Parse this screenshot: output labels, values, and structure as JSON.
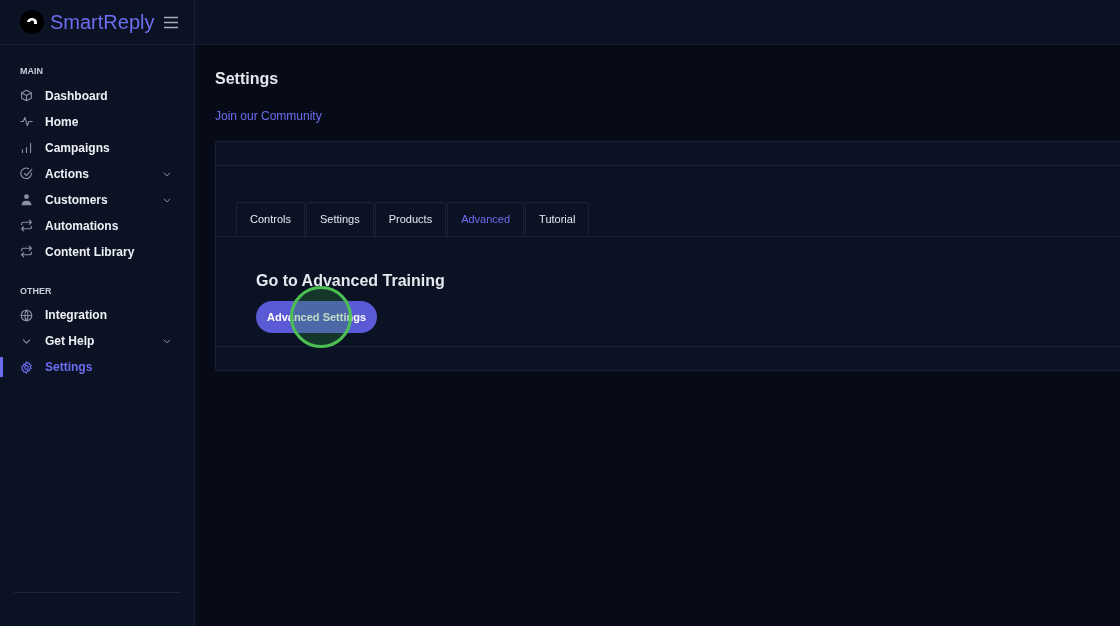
{
  "brand": {
    "name": "SmartReply"
  },
  "sidebar": {
    "sections": [
      {
        "heading": "MAIN",
        "items": [
          {
            "label": "Dashboard",
            "has_submenu": false,
            "selected": false
          },
          {
            "label": "Home",
            "has_submenu": false,
            "selected": false
          },
          {
            "label": "Campaigns",
            "has_submenu": false,
            "selected": false
          },
          {
            "label": "Actions",
            "has_submenu": true,
            "selected": false
          },
          {
            "label": "Customers",
            "has_submenu": true,
            "selected": false
          },
          {
            "label": "Automations",
            "has_submenu": false,
            "selected": false
          },
          {
            "label": "Content Library",
            "has_submenu": false,
            "selected": false
          }
        ]
      },
      {
        "heading": "OTHER",
        "items": [
          {
            "label": "Integration",
            "has_submenu": false,
            "selected": false
          },
          {
            "label": "Get Help",
            "has_submenu": true,
            "selected": false
          },
          {
            "label": "Settings",
            "has_submenu": false,
            "selected": true
          }
        ]
      }
    ]
  },
  "page": {
    "title": "Settings",
    "community_link": "Join our Community"
  },
  "tabs": [
    {
      "label": "Controls",
      "selected": false
    },
    {
      "label": "Settings",
      "selected": false
    },
    {
      "label": "Products",
      "selected": false
    },
    {
      "label": "Advanced",
      "selected": true
    },
    {
      "label": "Tutorial",
      "selected": false
    }
  ],
  "panel": {
    "heading": "Go to Advanced Training",
    "button": "Advanced Settings",
    "click_marker": true
  }
}
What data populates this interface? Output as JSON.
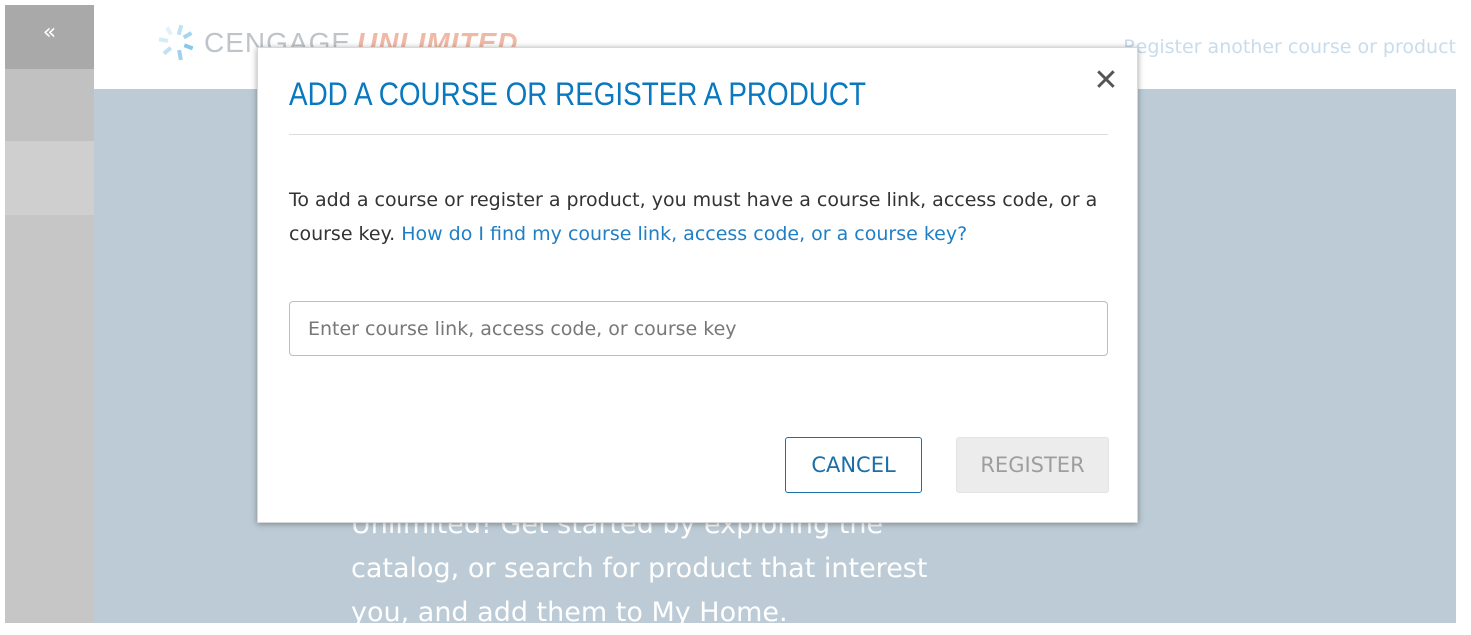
{
  "sidebar": {
    "collapse_label": "«"
  },
  "header": {
    "logo_text_1": "CENGAGE",
    "logo_text_2": "UNLIMITED",
    "register_link": "Register another course or product"
  },
  "background": {
    "body_text": "Unlimited! Get started by exploring the catalog, or search for product that interest you, and add them to My Home."
  },
  "modal": {
    "title": "ADD A COURSE OR REGISTER A PRODUCT",
    "close_label": "✕",
    "instructions": "To add a course or register a product, you must have a course link, access code, or a course key. ",
    "help_link": "How do I find my course link, access code, or a course key?",
    "input_placeholder": "Enter course link, access code, or course key",
    "input_value": "",
    "cancel_label": "CANCEL",
    "register_label": "REGISTER"
  },
  "colors": {
    "accent": "#0a78bf",
    "link": "#1f7fc6",
    "overlay_bg": "#bccbd6",
    "sidebar_bg": "#c6c6c6"
  },
  "icons": {
    "logo": "cengage-logo-icon",
    "close": "close-icon"
  }
}
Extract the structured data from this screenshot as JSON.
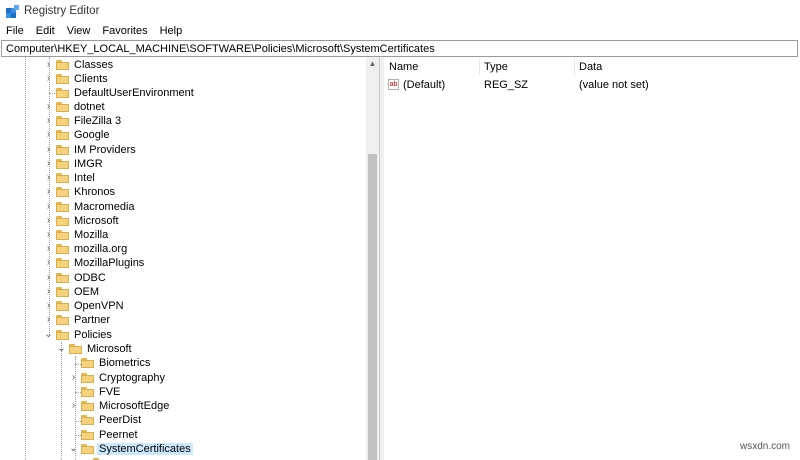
{
  "window": {
    "title": "Registry Editor"
  },
  "menu": [
    "File",
    "Edit",
    "View",
    "Favorites",
    "Help"
  ],
  "address": "Computer\\HKEY_LOCAL_MACHINE\\SOFTWARE\\Policies\\Microsoft\\SystemCertificates",
  "tree": [
    {
      "label": "Classes",
      "expander": "›"
    },
    {
      "label": "Clients",
      "expander": "›"
    },
    {
      "label": "DefaultUserEnvironment",
      "expander": ""
    },
    {
      "label": "dotnet",
      "expander": "›"
    },
    {
      "label": "FileZilla 3",
      "expander": "›"
    },
    {
      "label": "Google",
      "expander": "›"
    },
    {
      "label": "IM Providers",
      "expander": "›"
    },
    {
      "label": "IMGR",
      "expander": "›"
    },
    {
      "label": "Intel",
      "expander": "›"
    },
    {
      "label": "Khronos",
      "expander": "›"
    },
    {
      "label": "Macromedia",
      "expander": "›"
    },
    {
      "label": "Microsoft",
      "expander": "›"
    },
    {
      "label": "Mozilla",
      "expander": "›"
    },
    {
      "label": "mozilla.org",
      "expander": "›"
    },
    {
      "label": "MozillaPlugins",
      "expander": "›"
    },
    {
      "label": "ODBC",
      "expander": "›"
    },
    {
      "label": "OEM",
      "expander": "›"
    },
    {
      "label": "OpenVPN",
      "expander": "›"
    },
    {
      "label": "Partner",
      "expander": "›"
    },
    {
      "label": "Policies",
      "expander": "⌄"
    },
    {
      "label": "Microsoft",
      "expander": "⌄"
    },
    {
      "label": "Biometrics",
      "expander": ""
    },
    {
      "label": "Cryptography",
      "expander": "›"
    },
    {
      "label": "FVE",
      "expander": ""
    },
    {
      "label": "MicrosoftEdge",
      "expander": "›"
    },
    {
      "label": "PeerDist",
      "expander": ""
    },
    {
      "label": "Peernet",
      "expander": ""
    },
    {
      "label": "SystemCertificates",
      "expander": "⌄"
    }
  ],
  "values_header": {
    "name": "Name",
    "type": "Type",
    "data": "Data"
  },
  "values": [
    {
      "name": "(Default)",
      "type": "REG_SZ",
      "data": "(value not set)",
      "icon": "string-value-icon"
    }
  ],
  "watermark": "wsxdn.com"
}
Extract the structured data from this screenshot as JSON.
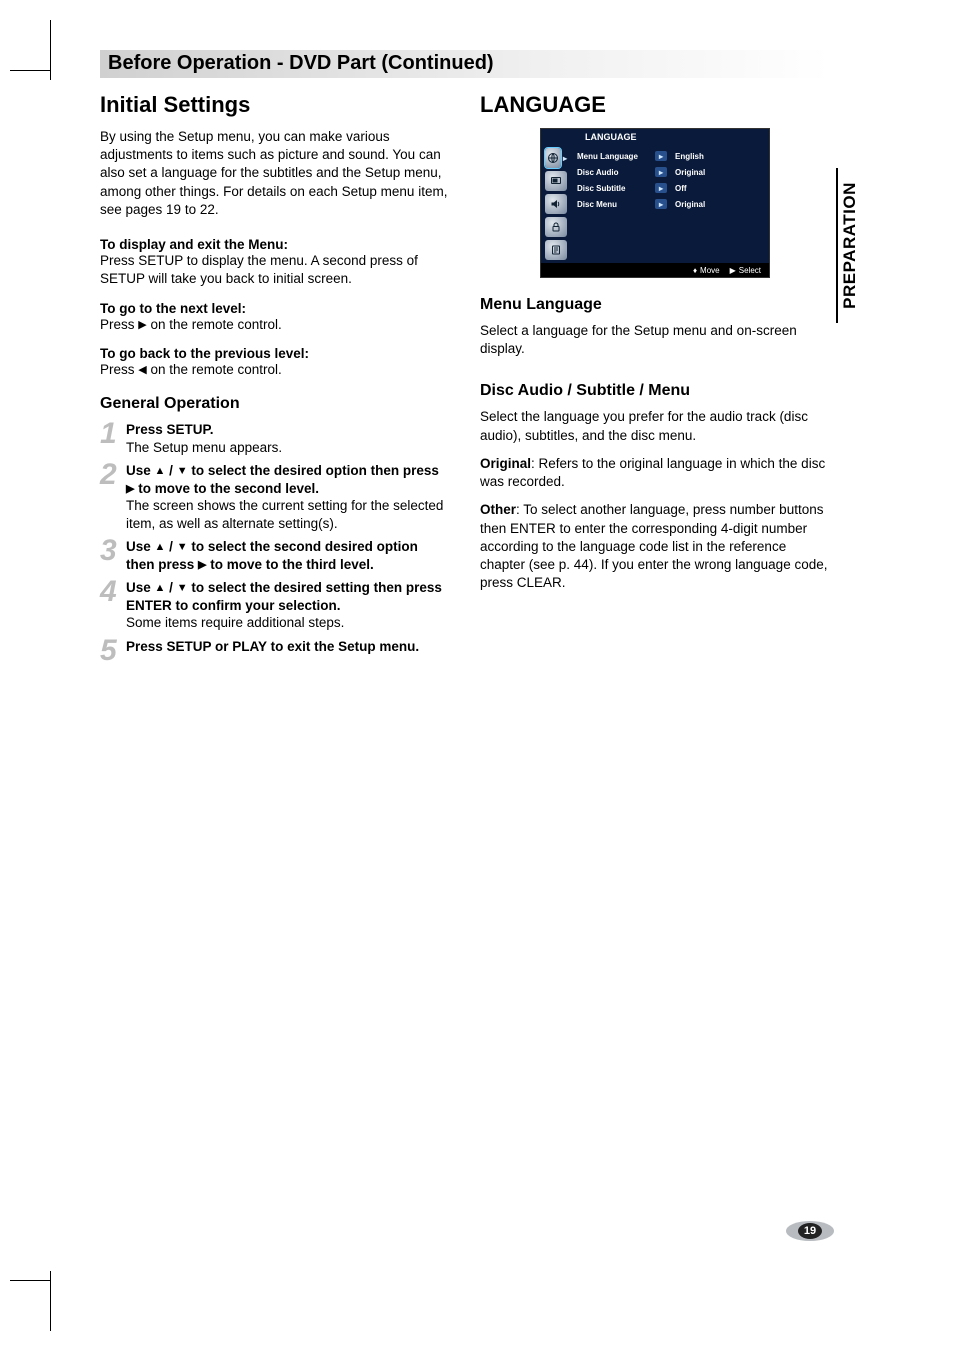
{
  "sectionBar": "Before Operation - DVD Part (Continued)",
  "sideTab": "PREPARATION",
  "pageNumber": "19",
  "left": {
    "heading": "Initial Settings",
    "intro": "By using the Setup menu, you can make various adjustments to items such as picture and sound. You can also set a language for the subtitles and the Setup menu, among other things. For details on each Setup menu item, see pages 19 to 22.",
    "displayExit": {
      "title": "To display and exit the Menu:",
      "body": "Press SETUP to display the menu. A second press of SETUP will take you back to initial screen."
    },
    "nextLevel": {
      "title": "To go to the next level:",
      "body_pre": "Press ",
      "body_post": " on the remote control."
    },
    "prevLevel": {
      "title": "To go back to the previous level:",
      "body_pre": "Press ",
      "body_post": " on the remote control."
    },
    "generalOp": "General Operation",
    "steps": {
      "s1_num": "1",
      "s1_a": "Press SETUP.",
      "s1_b": "The Setup menu appears.",
      "s2_num": "2",
      "s2_a_pre": "Use ",
      "s2_a_mid": " / ",
      "s2_a_post1": " to select the desired option then press ",
      "s2_a_post2": " to move to the second level.",
      "s2_b": "The screen shows the current setting for the selected item, as well as alternate setting(s).",
      "s3_num": "3",
      "s3_a_pre": "Use ",
      "s3_a_mid": " / ",
      "s3_a_post1": " to select the second desired option then press ",
      "s3_a_post2": " to move to the third level.",
      "s4_num": "4",
      "s4_a_pre": "Use ",
      "s4_a_mid": " / ",
      "s4_a_post": " to select the desired setting then press ENTER to confirm your selection.",
      "s4_b": "Some items require additional steps.",
      "s5_num": "5",
      "s5_a": "Press SETUP or PLAY to exit the Setup menu."
    }
  },
  "right": {
    "heading": "LANGUAGE",
    "osd": {
      "title": "LANGUAGE",
      "rows": [
        {
          "label": "Menu Language",
          "value": "English"
        },
        {
          "label": "Disc Audio",
          "value": "Original"
        },
        {
          "label": "Disc Subtitle",
          "value": "Off"
        },
        {
          "label": "Disc Menu",
          "value": "Original"
        }
      ],
      "footer": {
        "move": "Move",
        "select": "Select"
      }
    },
    "menuLang": {
      "title": "Menu Language",
      "body": "Select a language for the Setup menu and on-screen display."
    },
    "discASM": {
      "title": "Disc Audio / Subtitle / Menu",
      "p1": "Select the language you prefer for the audio track (disc audio), subtitles, and the disc menu.",
      "orig_label": "Original",
      "orig_body": ": Refers to the original language in which the disc was recorded.",
      "other_label": "Other",
      "other_body": ": To select another language, press number buttons then ENTER to enter the corresponding 4-digit number according to the language code list in the reference chapter (see p. 44). If you enter the wrong language code, press CLEAR."
    }
  }
}
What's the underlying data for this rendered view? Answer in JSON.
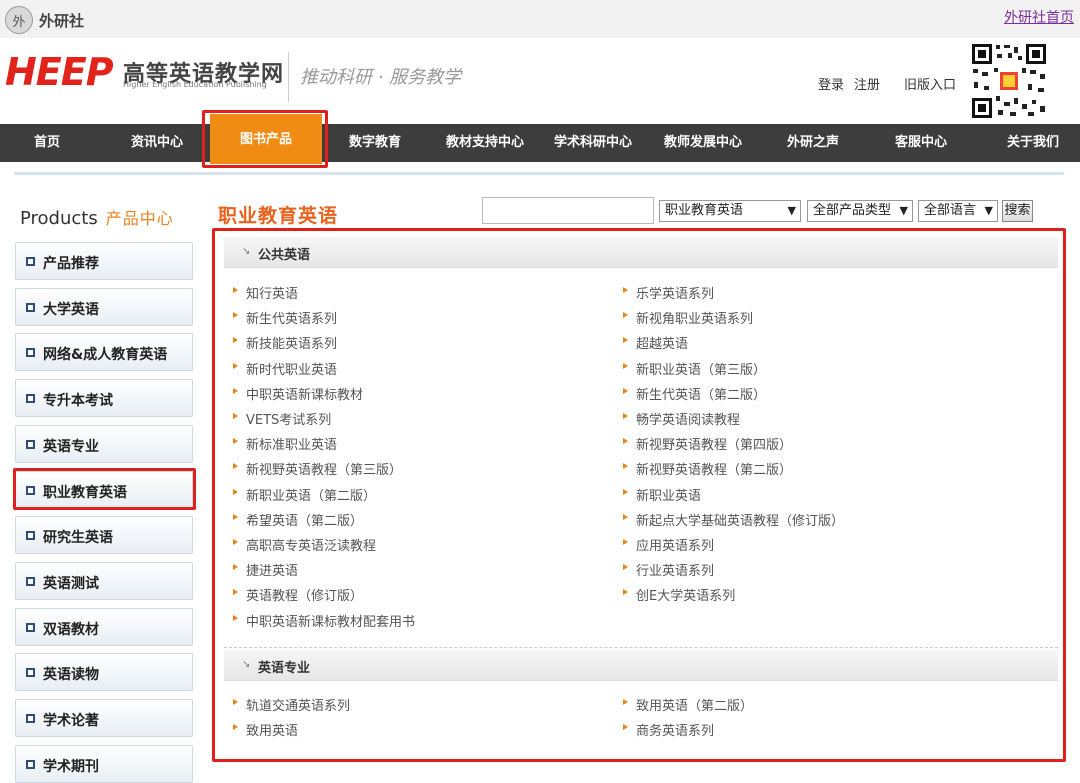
{
  "topbar": {
    "logo_text": "外研社",
    "logo_mark": "外",
    "home_link": "外研社首页"
  },
  "header": {
    "brand": "HEEP",
    "brand_cn": "高等英语教学网",
    "brand_en": "Higher English Education Publishing",
    "slogan": "推动科研 · 服务教学",
    "login": "登录",
    "register": "注册",
    "old_entry": "旧版入口"
  },
  "nav": {
    "items": [
      "首页",
      "资讯中心",
      "图书产品",
      "数字教育",
      "教材支持中心",
      "学术科研中心",
      "教师发展中心",
      "外研之声",
      "客服中心",
      "关于我们"
    ],
    "active": "图书产品"
  },
  "sidebar": {
    "title_en": "Products",
    "title_cn": "产品中心",
    "items": [
      "产品推荐",
      "大学英语",
      "网络&成人教育英语",
      "专升本考试",
      "英语专业",
      "职业教育英语",
      "研究生英语",
      "英语测试",
      "双语教材",
      "英语读物",
      "学术论著",
      "学术期刊"
    ],
    "selected": "职业教育英语"
  },
  "main": {
    "title": "职业教育英语",
    "search": {
      "value": "",
      "select_category": "职业教育英语",
      "select_type": "全部产品类型",
      "select_language": "全部语言",
      "button": "搜索"
    },
    "sections": [
      {
        "title": "公共英语",
        "left": [
          "知行英语",
          "新生代英语系列",
          "新技能英语系列",
          "新时代职业英语",
          "中职英语新课标教材",
          "VETS考试系列",
          "新标准职业英语",
          "新视野英语教程（第三版）",
          "新职业英语（第二版）",
          "希望英语（第二版）",
          "高职高专英语泛读教程",
          "捷进英语",
          "英语教程（修订版）",
          "中职英语新课标教材配套用书"
        ],
        "right": [
          "乐学英语系列",
          "新视角职业英语系列",
          "超越英语",
          "新职业英语（第三版）",
          "新生代英语（第二版）",
          "畅学英语阅读教程",
          "新视野英语教程（第四版）",
          "新视野英语教程（第二版）",
          "新职业英语",
          "新起点大学基础英语教程（修订版）",
          "应用英语系列",
          "行业英语系列",
          "创E大学英语系列"
        ]
      },
      {
        "title": "英语专业",
        "left": [
          "轨道交通英语系列",
          "致用英语"
        ],
        "right": [
          "致用英语（第二版）",
          "商务英语系列"
        ]
      }
    ]
  },
  "icons": {
    "section_arrow": "arrow-down-right-icon",
    "list_bullet": "triangle-right-icon",
    "side_bullet": "square-bullet-icon"
  },
  "colors": {
    "brand_red": "#e2231a",
    "accent_orange": "#f08b14",
    "nav_bg": "#3d3d3d",
    "highlight_red": "#e0201c"
  }
}
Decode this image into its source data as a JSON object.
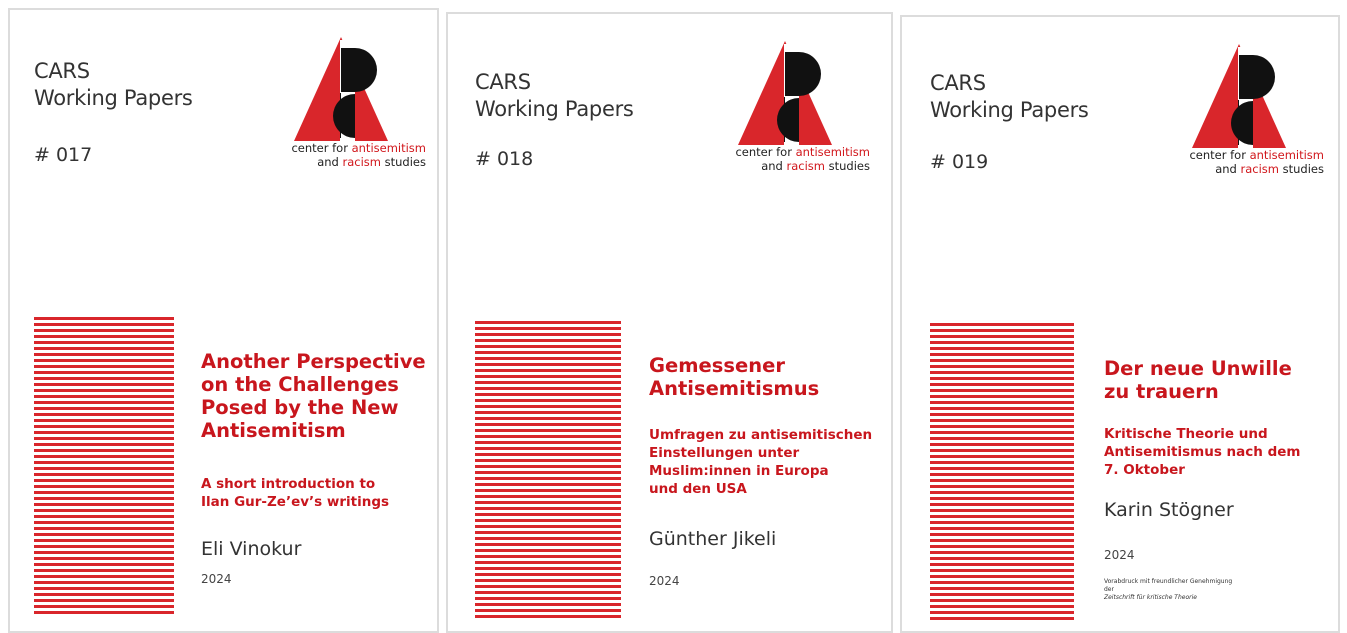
{
  "colors": {
    "brand_red": "#d9262b",
    "title_red": "#c8161d",
    "text_gray": "#333333"
  },
  "logo": {
    "icon": "cars-triangle-logo-icon",
    "line1_prefix": "center for ",
    "line1_highlight": "antisemitism",
    "line2_prefix": "and ",
    "line2_highlight": "racism",
    "line2_suffix": " studies"
  },
  "covers": [
    {
      "series_line1": "CARS",
      "series_line2": "Working Papers",
      "number": "# 017",
      "title_lines": [
        "Another Perspective",
        "on the Challenges",
        "Posed by the New",
        "Antisemitism"
      ],
      "subtitle_lines": [
        "A short introduction to",
        "Ilan Gur-Ze’ev’s writings"
      ],
      "author": "Eli Vinokur",
      "year": "2024"
    },
    {
      "series_line1": "CARS",
      "series_line2": "Working Papers",
      "number": "# 018",
      "title_lines": [
        "Gemessener",
        "Antisemitismus"
      ],
      "subtitle_lines": [
        "Umfragen zu antisemitischen",
        "Einstellungen unter",
        "Muslim:innen in Europa",
        "und den USA"
      ],
      "author": "Günther Jikeli",
      "year": "2024"
    },
    {
      "series_line1": "CARS",
      "series_line2": "Working Papers",
      "number": "# 019",
      "title_lines": [
        "Der neue Unwille",
        "zu trauern"
      ],
      "subtitle_lines": [
        "Kritische Theorie und",
        "Antisemitismus nach dem",
        "7. Oktober"
      ],
      "author": "Karin Stögner",
      "year": "2024",
      "note_line1": "Vorabdruck mit freundlicher Genehmigung",
      "note_line2_prefix": "der ",
      "note_line2_italic": "Zeitschrift für kritische Theorie"
    }
  ]
}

## Exercise description:
Look for the word "新视野英语教程" and return every line where it occurs.

## Solution to the problem:
          "新视野英语教程（第三版）",
          "新视野英语教程（第四版）",
          "新视野英语教程（第二版）",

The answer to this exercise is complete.